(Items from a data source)
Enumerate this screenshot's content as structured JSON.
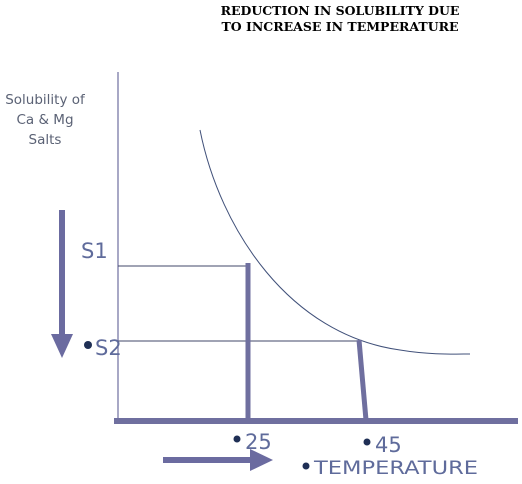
{
  "title": {
    "line1": "REDUCTION IN SOLUBILITY DUE",
    "line2": "TO INCREASE IN TEMPERATURE"
  },
  "y_axis_label": {
    "line1": "Solubility of",
    "line2": "Ca & Mg",
    "line3": "Salts"
  },
  "labels": {
    "s1": "S1",
    "s2": "S2",
    "t25": "25",
    "t45": "45",
    "temperature": "TEMPERATURE"
  },
  "colors": {
    "axis": "#6f6f9f",
    "curve": "#41517a",
    "guide": "#41476a",
    "bullet": "#1f2f55",
    "label": "#5f6b9b",
    "arrow": "#6b6ba0"
  }
}
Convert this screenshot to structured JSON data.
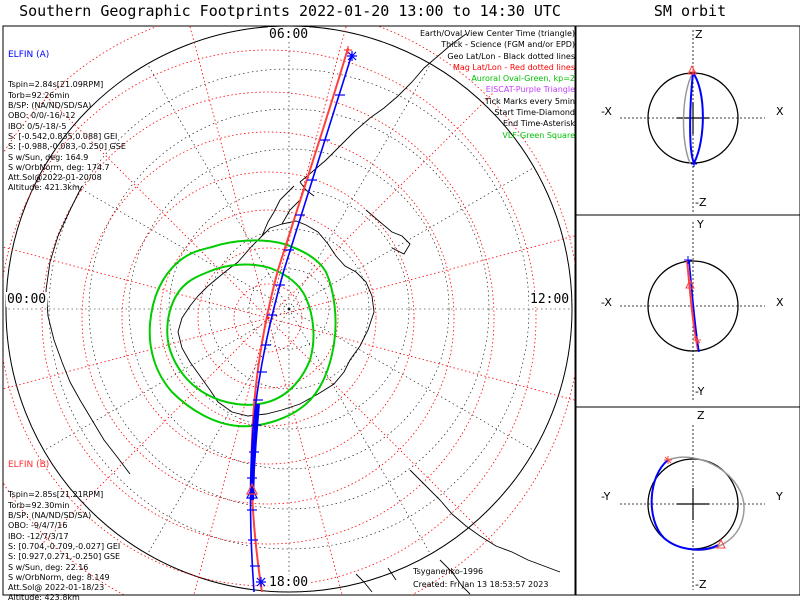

**WORK TO COMPLETE**:
Return the listing above unchanged, apart from dropping its pictures.

**SOLUTION FOR THIS TASK**:
Enumerate this screenshot's content as structured JSON.
{
  "title": {
    "line1": "REDUCTION IN SOLUBILITY DUE",
    "line2": "TO INCREASE IN TEMPERATURE"
  },
  "y_axis_label": {
    "line1": "Solubility of",
    "line2": "Ca & Mg",
    "line3": "Salts"
  },
  "labels": {
    "s1": "S1",
    "s2": "S2",
    "t25": "25",
    "t45": "45",
    "temperature": "TEMPERATURE"
  },
  "colors": {
    "axis": "#6f6f9f",
    "curve": "#41517a",
    "guide": "#41476a",
    "bullet": "#1f2f55",
    "label": "#5f6b9b",
    "arrow": "#6b6ba0"
  }
}
Convert this screenshot to structured JSON data.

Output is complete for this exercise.